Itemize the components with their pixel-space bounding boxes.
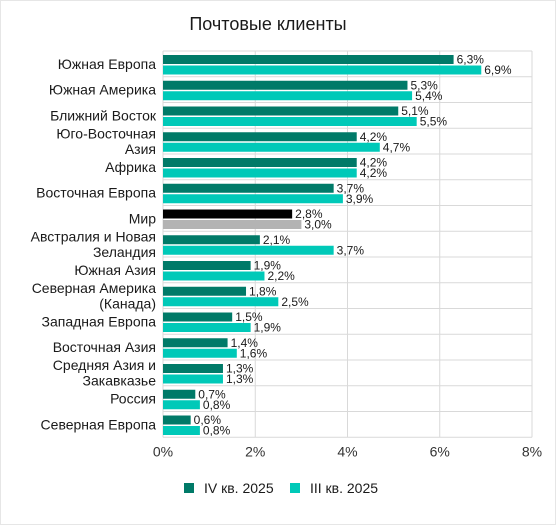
category-label: Западная Европа	[42, 313, 157, 329]
bar	[163, 235, 260, 245]
x-tick-label: 4%	[337, 443, 357, 459]
category-label: Южная Европа	[58, 56, 156, 72]
bar	[163, 426, 200, 435]
category-label: Северная Европа	[41, 416, 157, 432]
data-label: 4,2%	[360, 130, 388, 144]
data-label: 4,2%	[360, 166, 388, 180]
data-label: 5,3%	[410, 78, 438, 92]
data-label: 6,3%	[457, 53, 485, 67]
data-label: 0,7%	[198, 387, 226, 401]
category-label: Южная Америка	[49, 82, 156, 98]
data-label: 5,1%	[401, 104, 429, 118]
legend: IV кв. 2025 III кв. 2025	[184, 480, 378, 496]
category-labels: Южная Европа Южная Америка Ближний Восток Ю…	[31, 56, 157, 433]
category-label: Зеландия	[93, 244, 156, 260]
category-label: Закавказье	[83, 373, 157, 389]
data-label: 0,8%	[203, 424, 231, 438]
category-label: Россия	[110, 391, 156, 407]
category-label: Мир	[129, 210, 156, 226]
bar	[163, 245, 334, 255]
bar	[163, 117, 417, 126]
data-label: 5,5%	[420, 115, 448, 129]
bar	[163, 389, 196, 399]
legend-label: IV кв. 2025	[204, 480, 274, 496]
bar	[163, 183, 334, 193]
category-label: Средняя Азия и	[53, 357, 156, 373]
bar	[163, 194, 343, 204]
data-label: 0,8%	[203, 398, 231, 412]
data-label: 4,2%	[360, 156, 388, 170]
x-tick-labels: 0% 2% 4% 6% 8%	[153, 443, 542, 459]
data-label: 4,7%	[383, 140, 411, 154]
bar	[163, 261, 251, 270]
data-label: 1,5%	[235, 310, 263, 324]
category-label: (Канада)	[99, 295, 156, 311]
legend-label: III кв. 2025	[310, 480, 378, 496]
bar	[163, 168, 357, 178]
bar	[163, 220, 302, 229]
bar	[163, 65, 482, 75]
x-tick-label: 2%	[245, 443, 265, 459]
bar	[163, 132, 357, 142]
bar	[163, 312, 233, 322]
data-label: 3,7%	[337, 181, 365, 195]
data-label: 1,3%	[226, 372, 254, 386]
data-label: 1,6%	[240, 346, 268, 360]
bar	[163, 91, 413, 101]
bar	[163, 364, 223, 373]
category-label: Южная Азия	[74, 262, 156, 278]
bar	[163, 400, 200, 410]
data-label: 2,5%	[281, 295, 309, 309]
bar	[163, 286, 247, 296]
bar	[163, 323, 251, 332]
bar	[163, 55, 454, 64]
data-label: 3,7%	[337, 243, 365, 257]
category-label: Северная Америка	[32, 280, 157, 296]
bar	[163, 374, 223, 384]
category-label: Восточная Азия	[53, 339, 156, 355]
category-label: Африка	[105, 159, 156, 175]
data-label: 2,2%	[267, 269, 295, 283]
x-tick-label: 0%	[153, 443, 173, 459]
bar	[163, 271, 265, 281]
data-label: 5,4%	[415, 89, 443, 103]
bar	[163, 348, 237, 358]
category-label: Восточная Европа	[36, 185, 156, 201]
data-label: 3,0%	[304, 218, 332, 232]
legend-swatch	[290, 483, 300, 493]
data-label: 1,4%	[231, 336, 259, 350]
legend-swatch	[184, 483, 194, 493]
x-tick-label: 8%	[522, 443, 542, 459]
bar	[163, 209, 293, 219]
bar	[163, 142, 380, 152]
data-label: 1,9%	[254, 259, 282, 273]
bar	[163, 297, 279, 307]
data-label: 2,8%	[295, 207, 323, 221]
data-label: 0,6%	[194, 413, 222, 427]
data-label: 1,9%	[254, 321, 282, 335]
bar	[163, 338, 228, 348]
category-label: Азия	[125, 141, 156, 157]
category-label: Юго-Восточная	[56, 125, 156, 141]
data-label: 2,1%	[263, 233, 291, 247]
bar	[163, 158, 357, 167]
bar	[163, 80, 408, 90]
data-label: 6,9%	[484, 63, 512, 77]
bars: 6,3%5,3%5,1%4,2%4,2%3,7%2,8%2,1%1,9%1,8%…	[163, 53, 512, 438]
x-tick-label: 6%	[430, 443, 450, 459]
data-label: 1,3%	[226, 362, 254, 376]
bar	[163, 415, 191, 425]
bar	[163, 106, 399, 116]
category-label: Ближний Восток	[50, 107, 157, 123]
category-label: Австралия и Новая	[31, 228, 156, 244]
chart-title: Почтовые клиенты	[189, 14, 346, 34]
data-label: 3,9%	[346, 192, 374, 206]
data-label: 1,8%	[249, 284, 277, 298]
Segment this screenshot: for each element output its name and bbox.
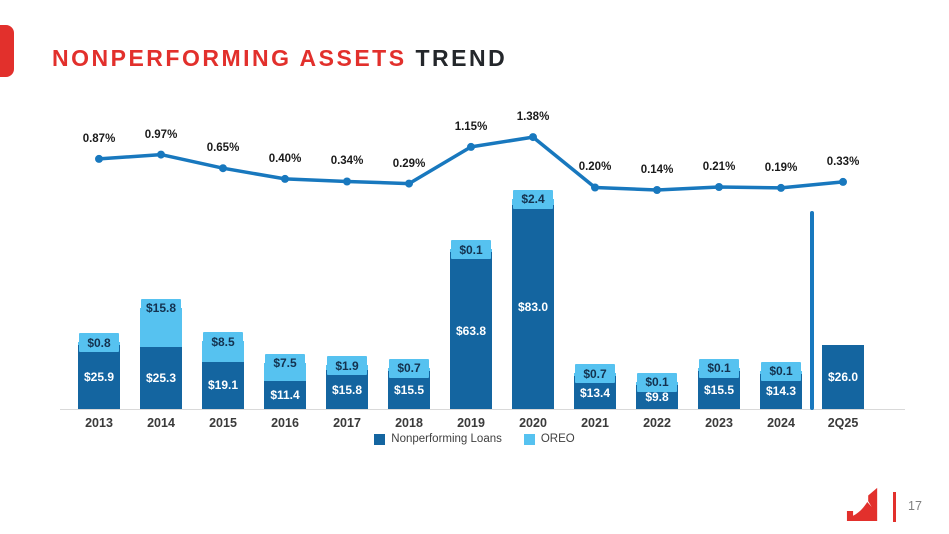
bar-value-label: $63.8: [455, 323, 487, 338]
line-point-label: 0.87%: [82, 132, 116, 145]
line-data-point: [529, 133, 537, 142]
corner-accent-tab: [0, 25, 14, 77]
x-axis-category-label: 2014: [147, 416, 175, 430]
x-axis-category-label: 2022: [643, 416, 671, 430]
x-axis-category-label: 2016: [271, 416, 299, 430]
oreo-value-callout: $15.8: [141, 298, 181, 318]
bar-segment-nonperforming-loans: $83.0: [512, 204, 554, 409]
bar-value-label: $9.8: [645, 389, 669, 404]
x-axis-category-label: 2023: [705, 416, 733, 430]
line-data-point: [405, 179, 413, 188]
x-axis-category-label: 2021: [581, 416, 609, 430]
bar-value-label: $14.3: [765, 384, 797, 399]
line-point-label: 1.38%: [516, 111, 550, 124]
line-point-label: 0.34%: [330, 155, 364, 168]
x-axis-category-label: 2Q25: [827, 416, 859, 430]
bar-value-label: $19.1: [207, 378, 239, 393]
bar-value-label: $26.0: [827, 370, 859, 384]
legend-item-nonperforming-loans: Nonperforming Loans: [374, 433, 502, 445]
oreo-value-callout: $0.1: [451, 240, 491, 260]
line-data-point: [343, 177, 351, 186]
x-axis-category-label: 2013: [85, 416, 113, 430]
legend-swatch-light-blue: [523, 433, 535, 445]
bar-value-label: $25.9: [83, 370, 115, 385]
footer-divider: [893, 492, 896, 522]
oreo-value-callout: $0.1: [637, 372, 677, 392]
line-point-label: 0.40%: [268, 152, 302, 165]
bar-value-label: $15.5: [393, 382, 425, 397]
page-title: NONPERFORMING ASSETS TREND: [52, 45, 507, 72]
line-point-label: 1.15%: [454, 120, 488, 133]
line-point-label: 0.20%: [578, 161, 612, 174]
x-axis-category-label: 2018: [395, 416, 423, 430]
line-data-point: [715, 183, 723, 191]
line-point-label: 0.97%: [144, 128, 178, 141]
oreo-value-callout: $0.8: [79, 333, 119, 353]
bar-value-label: $25.3: [145, 370, 177, 385]
bar-value-label: $15.5: [703, 382, 735, 397]
oreo-value-callout: $7.5: [265, 353, 305, 373]
line-data-point: [219, 164, 227, 173]
oreo-value-callout: $0.1: [761, 361, 801, 381]
line-data-point: [95, 154, 103, 163]
bar-value-label: $13.4: [579, 385, 611, 400]
line-data-point: [653, 186, 661, 194]
page-title-accent: NONPERFORMING ASSETS: [52, 45, 407, 72]
line-data-point: [777, 183, 785, 192]
line-point-label: 0.19%: [764, 161, 798, 174]
bar-segment-nonperforming-loans: $11.4: [264, 380, 306, 409]
line-data-point: [157, 150, 165, 159]
line-data-point: [281, 174, 289, 183]
oreo-value-callout: $8.5: [203, 332, 243, 352]
line-point-label: 0.14%: [640, 164, 674, 177]
line-point-label: 0.29%: [392, 157, 426, 170]
oreo-value-callout: $0.7: [575, 364, 615, 384]
bar-segment-nonperforming-loans: $15.8: [326, 370, 368, 409]
bar-segment-nonperforming-loans: $26.0: [822, 345, 864, 409]
x-axis-category-label: 2015: [209, 416, 237, 430]
oreo-value-callout: $1.9: [327, 356, 367, 376]
bar-value-label: $11.4: [270, 387, 300, 402]
x-axis-category-label: 2019: [457, 416, 485, 430]
chart-legend: Nonperforming Loans OREO: [0, 433, 949, 445]
x-axis-line: [60, 409, 905, 410]
line-point-label: 0.33%: [826, 155, 860, 168]
line-data-point: [467, 142, 475, 151]
legend-swatch-dark-blue: [374, 433, 386, 445]
legend-label: OREO: [540, 433, 575, 445]
bar-segment-nonperforming-loans: $25.9: [78, 345, 120, 409]
bar-segment-nonperforming-loans: $19.1: [202, 362, 244, 409]
oreo-value-callout: $0.7: [389, 358, 429, 378]
oreo-value-callout: $2.4: [513, 189, 553, 209]
line-point-label: 0.21%: [702, 161, 736, 174]
bar-value-label: $83.0: [517, 299, 549, 314]
page-number: 17: [908, 499, 922, 513]
brand-logo-icon: [846, 487, 878, 521]
x-axis-category-label: 2024: [767, 416, 795, 430]
bar-segment-nonperforming-loans: $25.3: [140, 346, 182, 409]
legend-label: Nonperforming Loans: [391, 433, 502, 445]
oreo-value-callout: $0.1: [699, 358, 739, 378]
bar-value-label: $15.8: [331, 382, 363, 397]
bar-segment-nonperforming-loans: $63.8: [450, 252, 492, 409]
line-data-point: [591, 183, 599, 192]
line-point-label: 0.65%: [206, 142, 240, 155]
x-axis-category-label: 2017: [333, 416, 361, 430]
page-title-rest: TREND: [415, 45, 508, 72]
period-separator-line: [810, 211, 814, 410]
legend-item-oreo: OREO: [523, 433, 575, 445]
line-data-point: [839, 177, 847, 186]
x-axis-category-label: 2020: [519, 416, 547, 430]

=-=-=-=-=

Convert the material into a Markdown table with the columns No. and Line, giving each line a row number and leaving out blank lines. Cover only the lines starting at the one that contains "bar-value-label: $63.8: [455, 323, 487, 338]" and ending at the one that contains "x-axis-category-label: 2022: [643, 416, 671, 430]".

THE ANSWER:
| No. | Line |
|---|---|
| 1 | bar-value-label: $63.8: [455, 323, 487, 338] |
| 2 | line-point-label: 0.87%: [82, 132, 116, 145] |
| 3 | line-data-point: [529, 133, 537, 142] |
| 4 | corner-accent-tab: [0, 25, 14, 77] |
| 5 | x-axis-category-label: 2014: [147, 416, 175, 430] |
| 6 | x-axis-category-label: 2022: [643, 416, 671, 430] |